**REQUIREMENTS:** Scan the entries below for the word "Naive". Copy each line that has it.

**INFORMATION SUPPLIED:**
------------------------------------------------------------
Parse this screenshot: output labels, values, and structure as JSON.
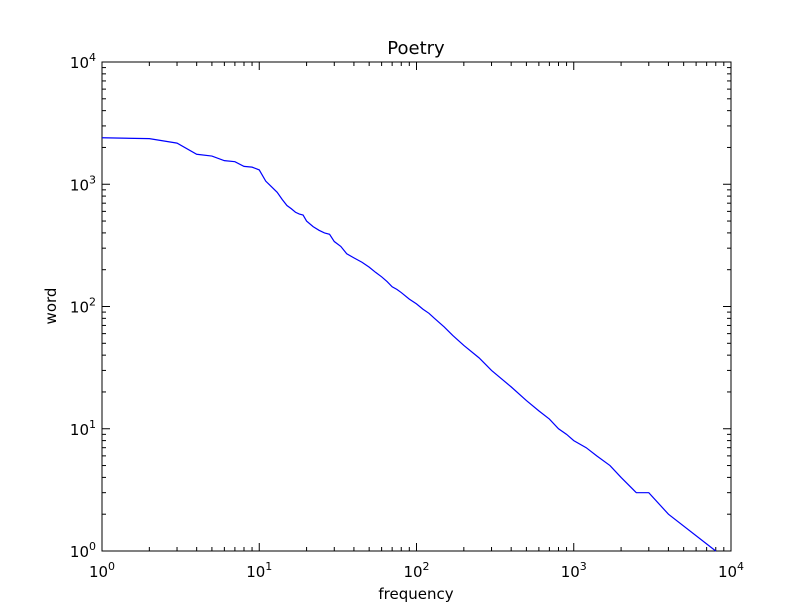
{
  "chart_data": {
    "type": "line",
    "title": "Poetry",
    "xlabel": "frequency",
    "ylabel": "word",
    "x_scale": "log",
    "y_scale": "log",
    "xlim": [
      1,
      10000
    ],
    "ylim": [
      1,
      10000
    ],
    "grid": false,
    "line_color": "#0000ff",
    "x_ticks": [
      {
        "base": "10",
        "exp": "0"
      },
      {
        "base": "10",
        "exp": "1"
      },
      {
        "base": "10",
        "exp": "2"
      },
      {
        "base": "10",
        "exp": "3"
      },
      {
        "base": "10",
        "exp": "4"
      }
    ],
    "y_ticks": [
      {
        "base": "10",
        "exp": "0"
      },
      {
        "base": "10",
        "exp": "1"
      },
      {
        "base": "10",
        "exp": "2"
      },
      {
        "base": "10",
        "exp": "3"
      },
      {
        "base": "10",
        "exp": "4"
      }
    ],
    "series": [
      {
        "x": [
          1,
          2,
          3,
          4,
          5,
          6,
          7,
          8,
          9,
          10,
          11,
          12,
          13,
          14,
          15,
          16,
          17,
          18,
          19,
          20,
          22,
          24,
          26,
          28,
          30,
          33,
          36,
          40,
          45,
          50,
          55,
          60,
          65,
          70,
          75,
          80,
          90,
          100,
          110,
          120,
          130,
          150,
          170,
          200,
          250,
          300,
          400,
          500,
          600,
          700,
          800,
          900,
          1000,
          1200,
          1400,
          1700,
          2000,
          2500,
          3000,
          4000,
          8000
        ],
        "y": [
          2400,
          2360,
          2170,
          1760,
          1700,
          1560,
          1530,
          1400,
          1380,
          1310,
          1060,
          950,
          860,
          750,
          670,
          630,
          590,
          570,
          560,
          500,
          450,
          420,
          400,
          390,
          340,
          310,
          270,
          250,
          230,
          210,
          190,
          175,
          160,
          145,
          138,
          130,
          115,
          105,
          95,
          88,
          80,
          68,
          58,
          48,
          38,
          30,
          22,
          17,
          14,
          12,
          10,
          9,
          8,
          7,
          6,
          5,
          4,
          3,
          3,
          2,
          1
        ]
      }
    ]
  }
}
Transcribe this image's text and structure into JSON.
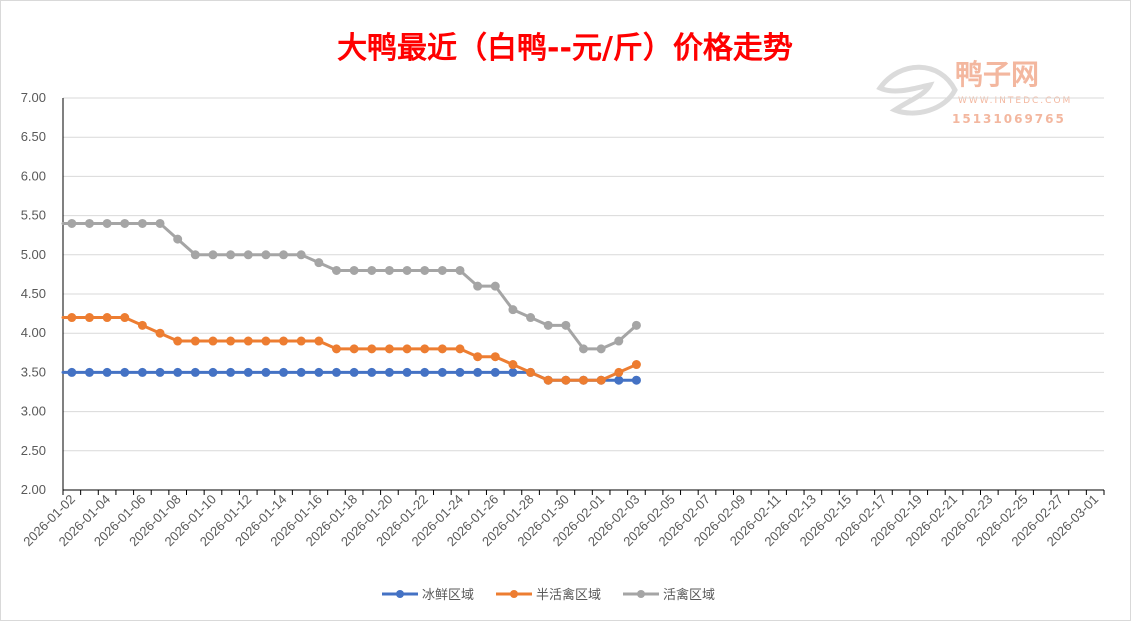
{
  "chart_data": {
    "type": "line",
    "title": "大鸭最近（白鸭--元/斤）价格走势",
    "ylim": [
      2.0,
      7.0
    ],
    "y_ticks": [
      "7.00",
      "6.50",
      "6.00",
      "5.50",
      "5.00",
      "4.50",
      "4.00",
      "3.50",
      "3.00",
      "2.50",
      "2.00"
    ],
    "x_tick_labels": [
      "2026-01-02",
      "2026-01-04",
      "2026-01-06",
      "2026-01-08",
      "2026-01-10",
      "2026-01-12",
      "2026-01-14",
      "2026-01-16",
      "2026-01-18",
      "2026-01-20",
      "2026-01-22",
      "2026-01-24",
      "2026-01-26",
      "2026-01-28",
      "2026-01-30",
      "2026-02-01",
      "2026-02-03",
      "2026-02-05",
      "2026-02-07",
      "2026-02-09",
      "2026-02-11",
      "2026-02-13",
      "2026-02-15",
      "2026-02-17",
      "2026-02-19",
      "2026-02-21",
      "2026-02-23",
      "2026-02-25",
      "2026-02-27",
      "2026-03-01"
    ],
    "dates": [
      "2026-01-02",
      "2026-01-03",
      "2026-01-04",
      "2026-01-05",
      "2026-01-06",
      "2026-01-07",
      "2026-01-08",
      "2026-01-09",
      "2026-01-10",
      "2026-01-11",
      "2026-01-12",
      "2026-01-13",
      "2026-01-14",
      "2026-01-15",
      "2026-01-16",
      "2026-01-17",
      "2026-01-18",
      "2026-01-19",
      "2026-01-20",
      "2026-01-21",
      "2026-01-22",
      "2026-01-23",
      "2026-01-24",
      "2026-01-25",
      "2026-01-26",
      "2026-01-27",
      "2026-01-28",
      "2026-01-29",
      "2026-01-30",
      "2026-01-31",
      "2026-02-01",
      "2026-02-02",
      "2026-02-03"
    ],
    "series": [
      {
        "name": "冰鲜区域",
        "color": "#4472c4",
        "values": [
          3.5,
          3.5,
          3.5,
          3.5,
          3.5,
          3.5,
          3.5,
          3.5,
          3.5,
          3.5,
          3.5,
          3.5,
          3.5,
          3.5,
          3.5,
          3.5,
          3.5,
          3.5,
          3.5,
          3.5,
          3.5,
          3.5,
          3.5,
          3.5,
          3.5,
          3.5,
          3.5,
          3.4,
          3.4,
          3.4,
          3.4,
          3.4,
          3.4
        ]
      },
      {
        "name": "半活禽区域",
        "color": "#ed7d31",
        "values": [
          4.2,
          4.2,
          4.2,
          4.2,
          4.1,
          4.0,
          3.9,
          3.9,
          3.9,
          3.9,
          3.9,
          3.9,
          3.9,
          3.9,
          3.9,
          3.8,
          3.8,
          3.8,
          3.8,
          3.8,
          3.8,
          3.8,
          3.8,
          3.7,
          3.7,
          3.6,
          3.5,
          3.4,
          3.4,
          3.4,
          3.4,
          3.5,
          3.6
        ]
      },
      {
        "name": "活禽区域",
        "color": "#a5a5a5",
        "values": [
          5.4,
          5.4,
          5.4,
          5.4,
          5.4,
          5.4,
          5.2,
          5.0,
          5.0,
          5.0,
          5.0,
          5.0,
          5.0,
          5.0,
          4.9,
          4.8,
          4.8,
          4.8,
          4.8,
          4.8,
          4.8,
          4.8,
          4.8,
          4.6,
          4.6,
          4.3,
          4.2,
          4.1,
          4.1,
          3.8,
          3.8,
          3.9,
          4.1
        ]
      }
    ],
    "grid": true,
    "legend_position": "bottom"
  },
  "watermark": {
    "name": "鸭子网",
    "url": "WWW.INTEDC.COM",
    "phone": "15131069765",
    "color": "#f0a080"
  }
}
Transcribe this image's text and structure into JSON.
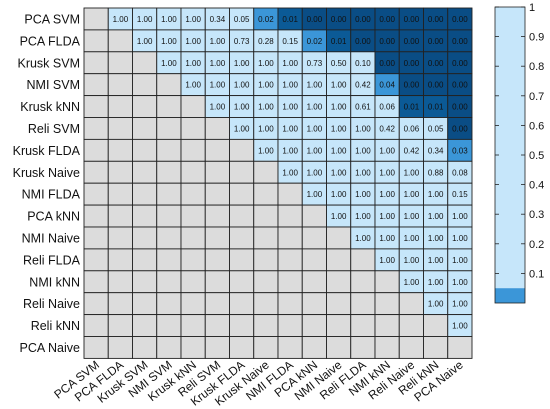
{
  "chart_data": {
    "type": "heatmap",
    "title": "",
    "xlabel": "",
    "ylabel": "",
    "labels": [
      "PCA SVM",
      "PCA FLDA",
      "Krusk SVM",
      "NMI SVM",
      "Krusk kNN",
      "Reli SVM",
      "Krusk FLDA",
      "Krusk Naive",
      "NMI FLDA",
      "PCA kNN",
      "NMI Naive",
      "Reli FLDA",
      "NMI kNN",
      "Reli Naive",
      "Reli kNN",
      "PCA Naive"
    ],
    "values": [
      [
        null,
        1.0,
        1.0,
        1.0,
        1.0,
        0.34,
        0.05,
        0.02,
        0.01,
        0.0,
        0.0,
        0.0,
        0.0,
        0.0,
        0.0,
        0.0
      ],
      [
        null,
        null,
        1.0,
        1.0,
        1.0,
        1.0,
        0.73,
        0.28,
        0.15,
        0.02,
        0.01,
        0.0,
        0.0,
        0.0,
        0.0,
        0.0
      ],
      [
        null,
        null,
        null,
        1.0,
        1.0,
        1.0,
        1.0,
        1.0,
        1.0,
        0.73,
        0.5,
        0.1,
        0.0,
        0.0,
        0.0,
        0.0
      ],
      [
        null,
        null,
        null,
        null,
        1.0,
        1.0,
        1.0,
        1.0,
        1.0,
        1.0,
        1.0,
        0.42,
        0.04,
        0.0,
        0.0,
        0.0
      ],
      [
        null,
        null,
        null,
        null,
        null,
        1.0,
        1.0,
        1.0,
        1.0,
        1.0,
        1.0,
        0.61,
        0.06,
        0.01,
        0.01,
        0.0
      ],
      [
        null,
        null,
        null,
        null,
        null,
        null,
        1.0,
        1.0,
        1.0,
        1.0,
        1.0,
        1.0,
        0.42,
        0.06,
        0.05,
        0.0
      ],
      [
        null,
        null,
        null,
        null,
        null,
        null,
        null,
        1.0,
        1.0,
        1.0,
        1.0,
        1.0,
        1.0,
        0.42,
        0.34,
        0.03
      ],
      [
        null,
        null,
        null,
        null,
        null,
        null,
        null,
        null,
        1.0,
        1.0,
        1.0,
        1.0,
        1.0,
        1.0,
        0.88,
        0.08
      ],
      [
        null,
        null,
        null,
        null,
        null,
        null,
        null,
        null,
        null,
        1.0,
        1.0,
        1.0,
        1.0,
        1.0,
        1.0,
        0.15
      ],
      [
        null,
        null,
        null,
        null,
        null,
        null,
        null,
        null,
        null,
        null,
        1.0,
        1.0,
        1.0,
        1.0,
        1.0,
        1.0
      ],
      [
        null,
        null,
        null,
        null,
        null,
        null,
        null,
        null,
        null,
        null,
        null,
        1.0,
        1.0,
        1.0,
        1.0,
        1.0
      ],
      [
        null,
        null,
        null,
        null,
        null,
        null,
        null,
        null,
        null,
        null,
        null,
        null,
        1.0,
        1.0,
        1.0,
        1.0
      ],
      [
        null,
        null,
        null,
        null,
        null,
        null,
        null,
        null,
        null,
        null,
        null,
        null,
        null,
        1.0,
        1.0,
        1.0
      ],
      [
        null,
        null,
        null,
        null,
        null,
        null,
        null,
        null,
        null,
        null,
        null,
        null,
        null,
        null,
        1.0,
        1.0
      ],
      [
        null,
        null,
        null,
        null,
        null,
        null,
        null,
        null,
        null,
        null,
        null,
        null,
        null,
        null,
        null,
        1.0
      ],
      [
        null,
        null,
        null,
        null,
        null,
        null,
        null,
        null,
        null,
        null,
        null,
        null,
        null,
        null,
        null,
        null
      ]
    ],
    "colorbar": {
      "range": [
        0,
        1
      ],
      "ticks": [
        "0.1",
        "0.2",
        "0.3",
        "0.4",
        "0.5",
        "0.6",
        "0.7",
        "0.8",
        "0.9",
        "1"
      ],
      "low_band_max": 0.05
    },
    "colors": {
      "empty": "#dcdcdc",
      "high": "#c6e6fa",
      "mid": "#3b96d8",
      "low": "#0b5a96",
      "lowest": "#0a4d85",
      "grid": "#222222"
    }
  }
}
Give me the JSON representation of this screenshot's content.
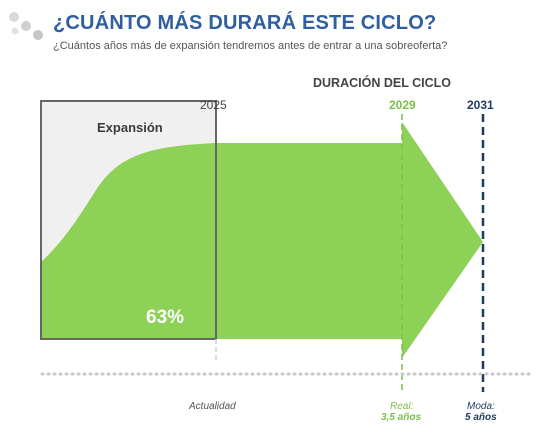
------------------------------------------------------------
**SOLUTION TO THE EXERCISE:**
      "Krusk Naive",
      "NMI Naive",
      "Reli Naive",
      "PCA Naive"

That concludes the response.